--- STATED PROBLEM ---
Return the count of lines that mention "Status", with no other words.

- - -

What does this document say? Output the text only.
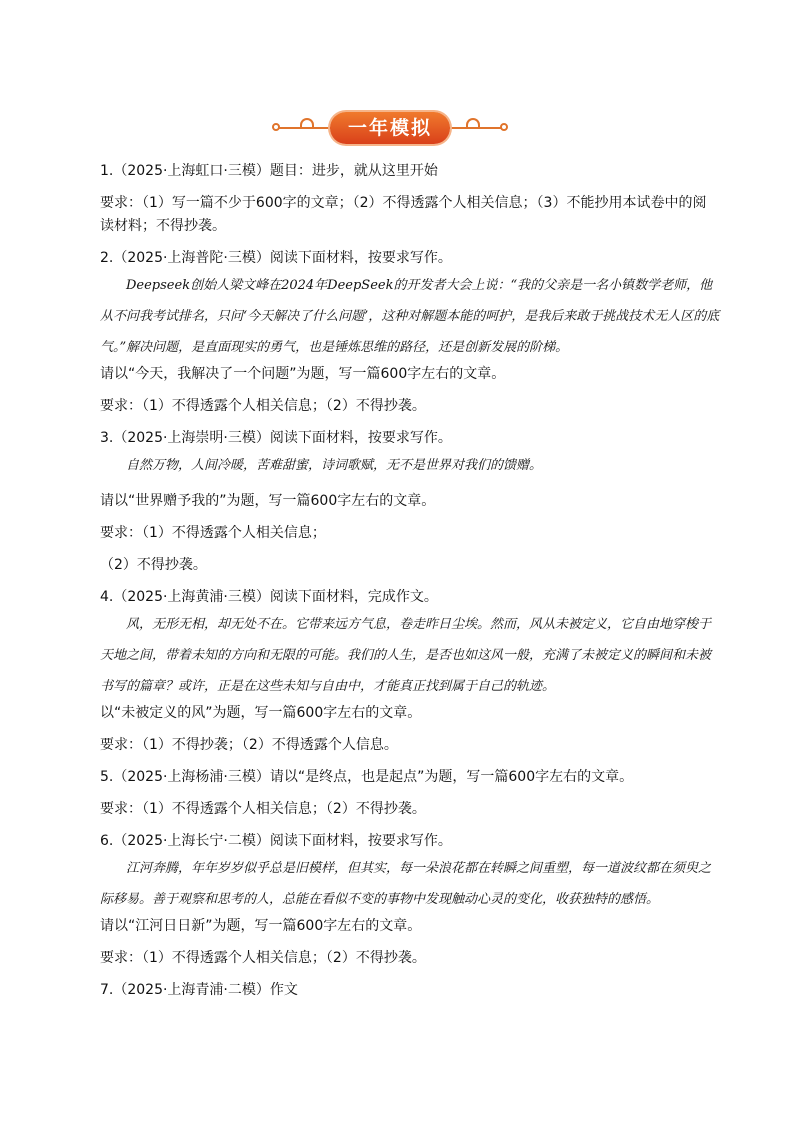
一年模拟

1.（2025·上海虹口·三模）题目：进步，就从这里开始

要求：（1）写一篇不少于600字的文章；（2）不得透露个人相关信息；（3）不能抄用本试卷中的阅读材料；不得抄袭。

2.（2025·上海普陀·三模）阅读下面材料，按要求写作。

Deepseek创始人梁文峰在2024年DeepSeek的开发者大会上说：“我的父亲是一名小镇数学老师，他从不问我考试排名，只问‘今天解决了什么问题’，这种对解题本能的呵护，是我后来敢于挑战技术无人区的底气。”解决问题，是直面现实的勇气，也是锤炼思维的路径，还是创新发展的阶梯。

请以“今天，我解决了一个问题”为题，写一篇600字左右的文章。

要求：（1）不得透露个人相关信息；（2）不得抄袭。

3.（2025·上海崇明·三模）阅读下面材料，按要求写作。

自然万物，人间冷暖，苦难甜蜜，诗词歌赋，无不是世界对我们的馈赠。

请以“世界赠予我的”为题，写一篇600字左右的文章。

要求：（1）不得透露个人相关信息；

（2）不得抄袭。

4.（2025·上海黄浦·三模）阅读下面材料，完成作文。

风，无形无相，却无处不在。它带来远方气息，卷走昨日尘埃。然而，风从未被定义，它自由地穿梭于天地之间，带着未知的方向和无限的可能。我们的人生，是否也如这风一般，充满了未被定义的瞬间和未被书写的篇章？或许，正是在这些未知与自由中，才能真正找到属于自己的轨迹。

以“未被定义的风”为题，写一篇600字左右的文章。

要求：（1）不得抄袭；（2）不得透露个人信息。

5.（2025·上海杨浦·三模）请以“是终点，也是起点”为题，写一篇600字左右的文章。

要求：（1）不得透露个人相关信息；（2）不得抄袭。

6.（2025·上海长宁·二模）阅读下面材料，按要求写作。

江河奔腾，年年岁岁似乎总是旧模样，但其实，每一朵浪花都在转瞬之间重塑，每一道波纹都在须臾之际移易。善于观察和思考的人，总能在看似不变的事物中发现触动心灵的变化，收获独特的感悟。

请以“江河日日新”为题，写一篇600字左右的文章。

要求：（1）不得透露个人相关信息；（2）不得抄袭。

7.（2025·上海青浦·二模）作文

- - -

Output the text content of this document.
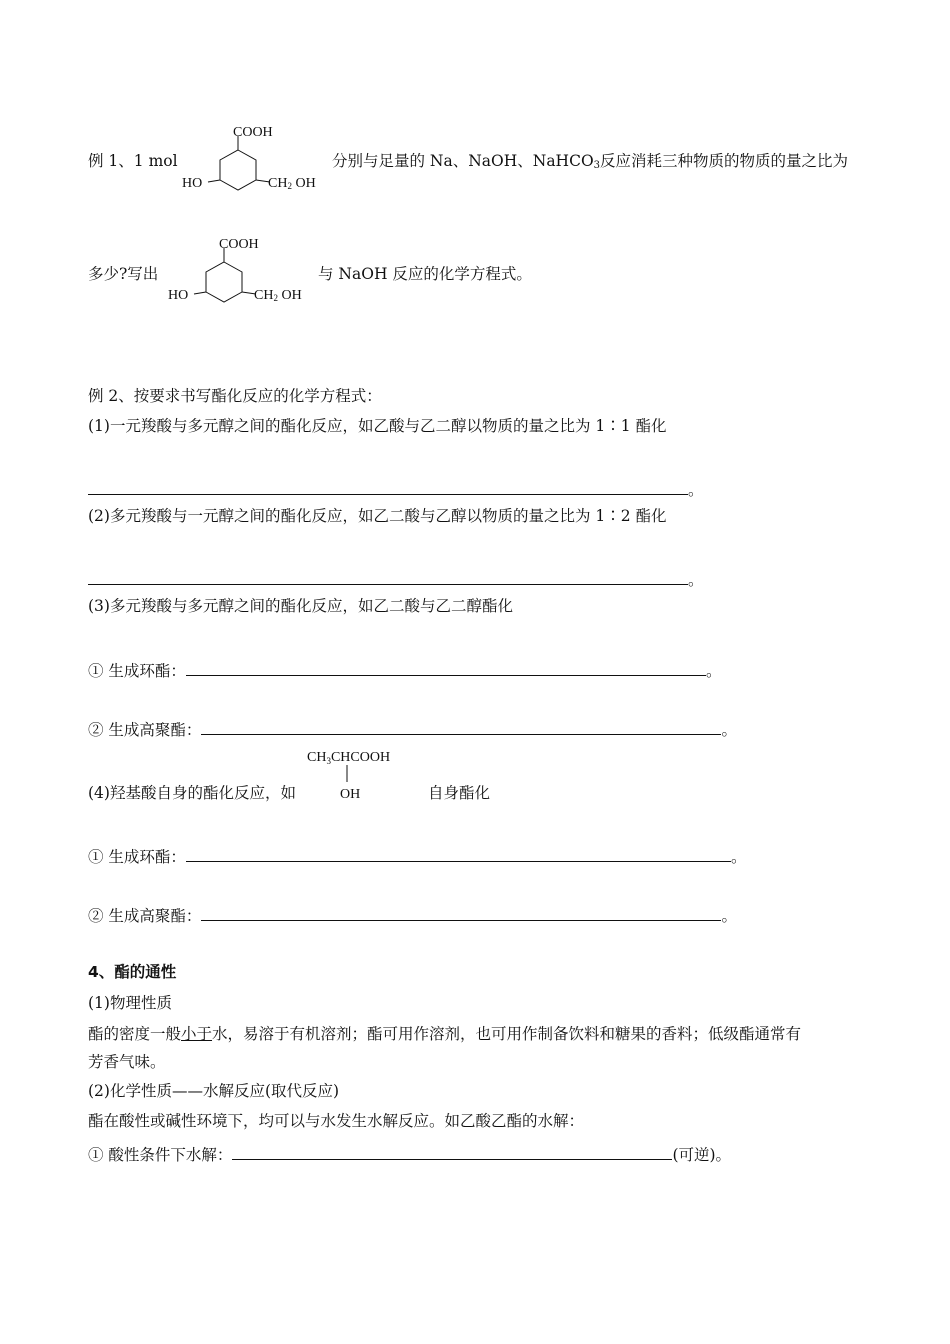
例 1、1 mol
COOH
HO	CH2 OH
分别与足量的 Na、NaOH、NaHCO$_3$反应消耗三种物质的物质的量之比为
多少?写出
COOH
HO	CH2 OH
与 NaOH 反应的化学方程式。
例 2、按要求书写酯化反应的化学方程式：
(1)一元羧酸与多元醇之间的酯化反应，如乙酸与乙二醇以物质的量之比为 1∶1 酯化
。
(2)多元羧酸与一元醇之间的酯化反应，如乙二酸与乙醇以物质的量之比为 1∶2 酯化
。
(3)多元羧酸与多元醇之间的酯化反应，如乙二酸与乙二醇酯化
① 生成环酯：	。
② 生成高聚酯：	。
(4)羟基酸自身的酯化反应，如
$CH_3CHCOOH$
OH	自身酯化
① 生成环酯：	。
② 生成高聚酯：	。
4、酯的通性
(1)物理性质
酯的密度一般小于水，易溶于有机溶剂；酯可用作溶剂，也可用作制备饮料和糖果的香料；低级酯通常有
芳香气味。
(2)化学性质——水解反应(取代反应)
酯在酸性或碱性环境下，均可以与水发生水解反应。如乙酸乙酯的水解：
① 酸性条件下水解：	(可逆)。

- - -

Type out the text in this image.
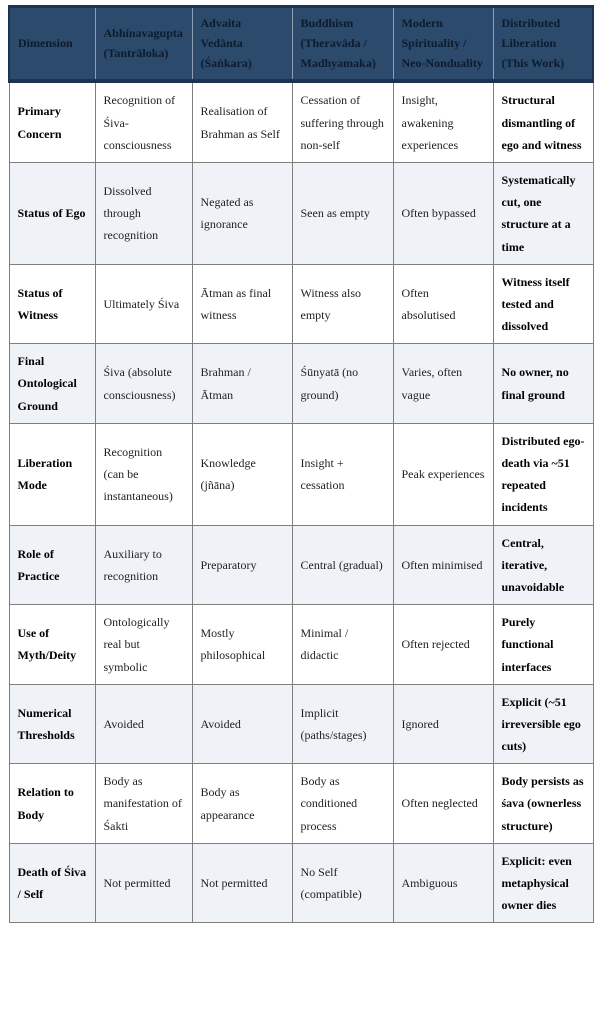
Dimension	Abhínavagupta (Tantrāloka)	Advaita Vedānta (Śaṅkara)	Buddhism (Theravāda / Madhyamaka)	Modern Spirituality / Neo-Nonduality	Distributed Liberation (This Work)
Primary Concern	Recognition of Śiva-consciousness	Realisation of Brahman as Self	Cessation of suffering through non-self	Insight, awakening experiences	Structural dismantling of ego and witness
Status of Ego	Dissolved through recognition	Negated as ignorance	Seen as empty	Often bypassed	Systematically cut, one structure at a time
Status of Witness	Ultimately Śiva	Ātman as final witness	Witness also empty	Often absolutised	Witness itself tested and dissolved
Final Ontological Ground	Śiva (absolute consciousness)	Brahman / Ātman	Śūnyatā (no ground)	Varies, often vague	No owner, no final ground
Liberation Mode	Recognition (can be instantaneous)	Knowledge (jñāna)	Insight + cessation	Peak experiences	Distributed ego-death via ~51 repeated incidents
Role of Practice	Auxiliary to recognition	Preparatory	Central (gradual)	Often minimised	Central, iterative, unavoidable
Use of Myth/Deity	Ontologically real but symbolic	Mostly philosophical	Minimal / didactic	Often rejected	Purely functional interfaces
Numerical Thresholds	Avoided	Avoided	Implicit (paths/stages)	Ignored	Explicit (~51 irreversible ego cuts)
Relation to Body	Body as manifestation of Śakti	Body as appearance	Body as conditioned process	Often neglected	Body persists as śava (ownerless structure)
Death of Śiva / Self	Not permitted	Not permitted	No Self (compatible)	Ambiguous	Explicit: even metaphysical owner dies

- - -

--- CORRECT RESPONSE ---
2